* _Selected extract_

I have always been attracted to dark clothing and styles, to the moon and the night sky; to witchcraft and anything out of the ordinary; however, within my spirituality I have always walked on the lighter side, preferring the company of Earthy Mother Goddesses, as opposed to the sexy thanatos I feel towards the Dark Goddesses. They've always been alluring to me, but I was a person of positivity, summer, happiness and life-affirmation. What on earth would I be doing in ceremony with a Goddess of death and war?
However, despite this, when I am chosen in ceremony to call upon the Dark Goddess, my body tingles with power and exhilaration as I delve into the seductive beauty of spider webs, the cave-gig-vulva, Medusa's crown of serpents, the howl of the wolf against a blood red moon and the black soil upon the hands of the witch before the burial mound... I feel this rush when I call upon the pounding sexuality of the Red Goddess also, and to my core I know that they are One.
I did some research on the Morrigan when She appeared to me. I didn't want to ignore Her call, but I was very intimidated by it. I'd heard lots of people describe how the Morrigan had entered their life at a time of painful change; I feared that by connecting to Her, She would somehow.... ruin everything... give me harsh lessons, tough love, change, heartbreak. So after a nightmare-dream of Her and some basic reading, I left it there, not going further unless clearly called to.
This month She has flown back into my consciousness again and I feel wary. I have started messaging people, as before, for advice and their own stories. It's as if I need confirmation from others on how to proceed, and if I should.
From my further reading I have found out that She is much more interesting than I first thought. There are undeniable aspects of Her nature, Her association with warfare, terror, death, blood, ravens... But there is also sexuality, magic, the willingness to help, protectiveness, and a definite link to sovereignty, cattle and the land. I asked myself, if we acknowledged Her war aspect but did not elevate it to the status we that currently do, would She not appear as an all-round powerful Faery Queen, Goddess of the Land, Sovereignty, Sexuality and magic - as well as the battlefield?
Antony Galbraith: https://fineartamerica.com/featured/the-morrigan-antony-galbraith.html
In fact, looking at these qualities, I see Goddesses such as Freyja ruling over exactly those things too! We are not so afraid of Freyja because we have emphasised Her sexuality over Her battle prowess. Her role in warfare with Her Valkyries, are is seen as badass woman-power, fighting for Her people. And yet the Morrigan... Her battle connection has been emphasised above Her other aspects, and so today She appears far more sinister than a Goddess like Freyja.
I don't think I am alone in seeing Her in this way and feeling more than intimidated. If I dared to face Her, to connect and see Her within myself what would I feel and see?
I'd be fierce and strong and brave. I'd be confident and unashamed of my sexuality, a vixen, wild. I'd train my body to be strong and fit, able to defend myself, or to easily climb mountains. I would not stand by idly at injustice and hatred in the world, I would stand for what I believed in. I'd weave magic, with skill, wisdom and confidence in my own power. I'd wear nothing one day, flowers the next and naught but crow feathers the rest of the time and not apologise for my shapeshifting abilities. I'd allow myself to be imperfect, rough around the edges, angry, ecstatic, proud, strong as well as vulnerable.

* _Written task_
Quote the passage on the Morrigan word for word, everything from "This month She" down to "if I should.". The data that comes next is separate material with no link to the passage on the Morrigan.

[Coordinate annotation records]
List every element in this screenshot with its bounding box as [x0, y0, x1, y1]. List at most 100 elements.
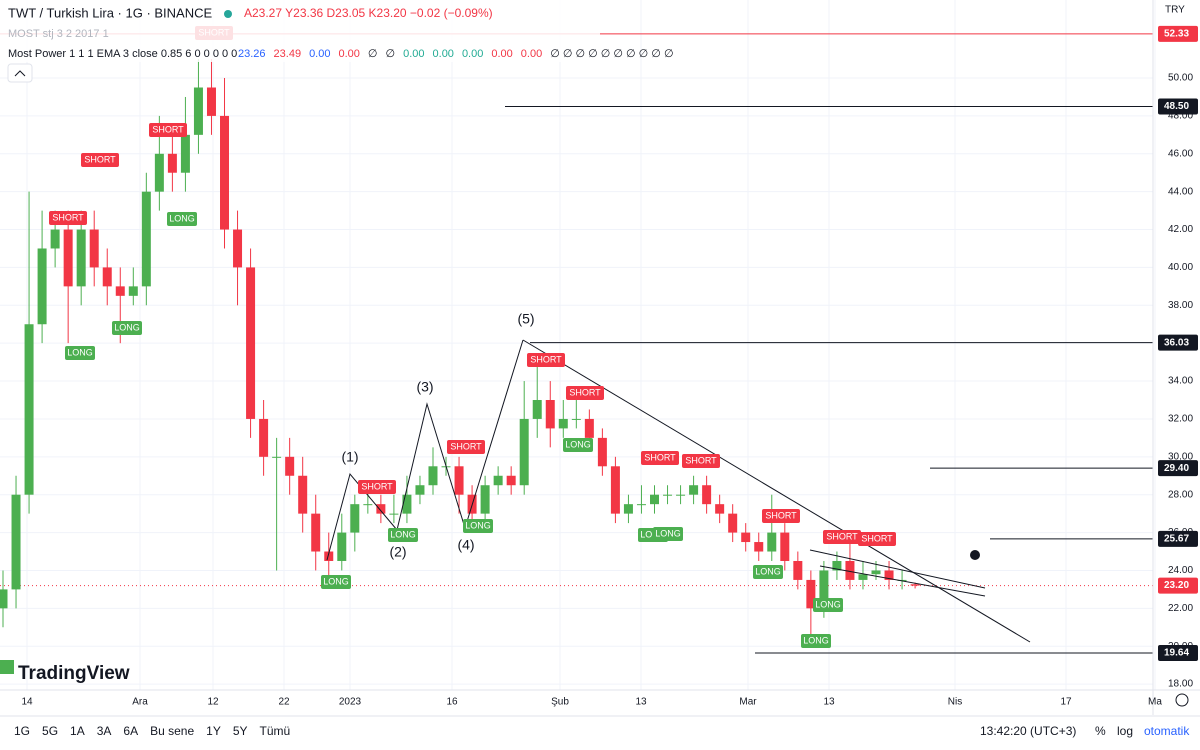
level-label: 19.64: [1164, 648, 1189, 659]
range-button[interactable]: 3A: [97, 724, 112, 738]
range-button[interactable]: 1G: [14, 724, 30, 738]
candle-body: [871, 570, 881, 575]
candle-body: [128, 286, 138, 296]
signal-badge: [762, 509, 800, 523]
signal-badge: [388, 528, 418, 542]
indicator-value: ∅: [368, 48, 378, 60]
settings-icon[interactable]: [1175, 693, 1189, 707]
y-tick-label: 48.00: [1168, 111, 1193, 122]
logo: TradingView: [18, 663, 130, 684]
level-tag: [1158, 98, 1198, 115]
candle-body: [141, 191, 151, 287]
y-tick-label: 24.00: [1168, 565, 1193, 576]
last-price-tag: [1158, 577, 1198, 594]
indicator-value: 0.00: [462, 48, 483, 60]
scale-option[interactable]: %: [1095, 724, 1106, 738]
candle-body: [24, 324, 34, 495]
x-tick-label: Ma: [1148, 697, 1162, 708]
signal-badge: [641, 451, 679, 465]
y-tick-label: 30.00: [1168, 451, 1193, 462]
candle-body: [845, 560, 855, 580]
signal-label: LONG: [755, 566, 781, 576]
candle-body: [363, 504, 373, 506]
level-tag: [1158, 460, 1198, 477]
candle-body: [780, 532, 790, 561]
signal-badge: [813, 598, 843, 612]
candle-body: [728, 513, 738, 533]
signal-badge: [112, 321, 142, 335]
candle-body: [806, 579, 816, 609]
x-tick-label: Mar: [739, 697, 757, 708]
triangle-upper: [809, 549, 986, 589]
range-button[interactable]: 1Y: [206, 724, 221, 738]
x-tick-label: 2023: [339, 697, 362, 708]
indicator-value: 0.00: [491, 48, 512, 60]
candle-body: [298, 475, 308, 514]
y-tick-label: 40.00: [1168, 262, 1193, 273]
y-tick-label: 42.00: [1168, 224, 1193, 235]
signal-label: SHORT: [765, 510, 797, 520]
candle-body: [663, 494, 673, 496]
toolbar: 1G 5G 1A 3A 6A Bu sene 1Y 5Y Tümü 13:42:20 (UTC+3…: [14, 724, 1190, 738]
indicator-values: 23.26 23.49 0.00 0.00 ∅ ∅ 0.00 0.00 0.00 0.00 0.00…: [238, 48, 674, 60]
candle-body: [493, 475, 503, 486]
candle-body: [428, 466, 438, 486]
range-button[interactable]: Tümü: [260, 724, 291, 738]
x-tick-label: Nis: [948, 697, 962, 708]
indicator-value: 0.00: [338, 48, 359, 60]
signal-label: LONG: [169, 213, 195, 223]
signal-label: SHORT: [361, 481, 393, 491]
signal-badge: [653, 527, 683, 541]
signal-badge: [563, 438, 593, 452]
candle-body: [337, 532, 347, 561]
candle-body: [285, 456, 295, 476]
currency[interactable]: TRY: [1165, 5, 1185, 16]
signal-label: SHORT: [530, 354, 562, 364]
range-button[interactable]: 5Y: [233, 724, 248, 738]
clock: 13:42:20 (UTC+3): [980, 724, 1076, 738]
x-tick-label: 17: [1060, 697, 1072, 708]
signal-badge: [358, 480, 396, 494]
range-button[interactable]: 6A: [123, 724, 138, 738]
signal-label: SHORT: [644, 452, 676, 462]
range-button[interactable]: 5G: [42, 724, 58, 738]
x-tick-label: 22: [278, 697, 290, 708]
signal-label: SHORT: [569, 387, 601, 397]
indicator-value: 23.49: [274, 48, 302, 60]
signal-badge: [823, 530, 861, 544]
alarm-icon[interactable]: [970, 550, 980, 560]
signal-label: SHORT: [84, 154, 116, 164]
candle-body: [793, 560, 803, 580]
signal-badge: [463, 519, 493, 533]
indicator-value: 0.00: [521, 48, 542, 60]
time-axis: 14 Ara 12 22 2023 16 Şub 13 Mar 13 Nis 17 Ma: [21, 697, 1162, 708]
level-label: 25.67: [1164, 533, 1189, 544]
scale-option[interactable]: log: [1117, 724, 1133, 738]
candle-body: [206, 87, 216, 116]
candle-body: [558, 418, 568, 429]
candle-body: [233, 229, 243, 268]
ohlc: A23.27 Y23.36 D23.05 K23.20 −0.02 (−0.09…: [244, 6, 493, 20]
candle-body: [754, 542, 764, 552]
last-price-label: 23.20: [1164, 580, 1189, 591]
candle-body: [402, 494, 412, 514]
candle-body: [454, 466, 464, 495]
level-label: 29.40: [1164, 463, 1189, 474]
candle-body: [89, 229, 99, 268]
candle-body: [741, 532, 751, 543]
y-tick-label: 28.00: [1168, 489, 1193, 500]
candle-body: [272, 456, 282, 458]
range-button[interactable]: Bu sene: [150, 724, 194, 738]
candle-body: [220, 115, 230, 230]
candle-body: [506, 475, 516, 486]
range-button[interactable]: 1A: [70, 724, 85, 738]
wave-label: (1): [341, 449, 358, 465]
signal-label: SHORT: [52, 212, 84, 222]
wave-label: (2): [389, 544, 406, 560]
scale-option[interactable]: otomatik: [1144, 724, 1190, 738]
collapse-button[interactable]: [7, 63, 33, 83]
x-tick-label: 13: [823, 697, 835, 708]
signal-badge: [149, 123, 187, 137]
---
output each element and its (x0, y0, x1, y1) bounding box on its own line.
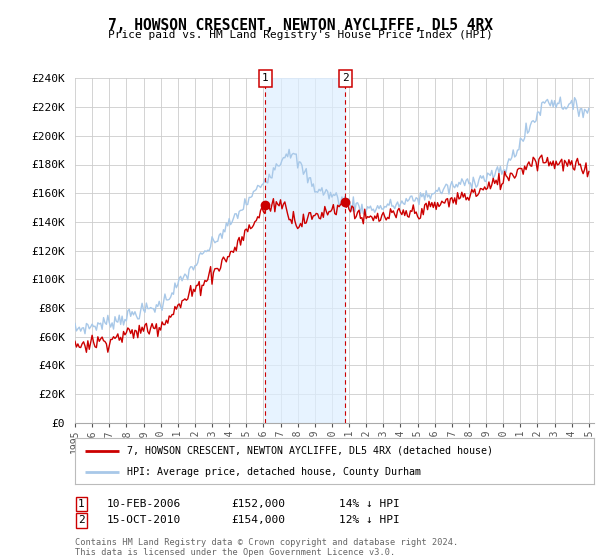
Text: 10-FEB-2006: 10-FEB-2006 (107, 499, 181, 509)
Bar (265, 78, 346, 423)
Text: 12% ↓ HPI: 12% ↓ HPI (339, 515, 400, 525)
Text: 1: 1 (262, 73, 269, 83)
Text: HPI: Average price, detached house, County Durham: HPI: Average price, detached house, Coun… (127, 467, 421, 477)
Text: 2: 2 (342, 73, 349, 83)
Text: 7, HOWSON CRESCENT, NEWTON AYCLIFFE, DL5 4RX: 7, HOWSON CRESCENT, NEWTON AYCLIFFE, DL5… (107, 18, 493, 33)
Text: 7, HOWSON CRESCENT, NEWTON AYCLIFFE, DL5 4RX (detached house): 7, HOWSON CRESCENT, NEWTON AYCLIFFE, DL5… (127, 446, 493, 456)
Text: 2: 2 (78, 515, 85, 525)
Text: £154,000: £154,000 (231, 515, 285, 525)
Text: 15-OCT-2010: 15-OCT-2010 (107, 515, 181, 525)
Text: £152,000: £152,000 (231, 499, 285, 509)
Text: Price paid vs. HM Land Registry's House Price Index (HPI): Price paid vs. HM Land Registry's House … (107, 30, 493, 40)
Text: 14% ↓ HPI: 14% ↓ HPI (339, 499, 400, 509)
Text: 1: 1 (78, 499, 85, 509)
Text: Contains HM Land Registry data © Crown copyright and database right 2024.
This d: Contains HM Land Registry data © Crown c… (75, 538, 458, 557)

* _Solution for this exercise_
This month She has flown back into my consciousness again and I feel wary. I have started messaging people, as before, for advice and their own stories. It's as if I need confirmation from others on how to proceed, and if I should.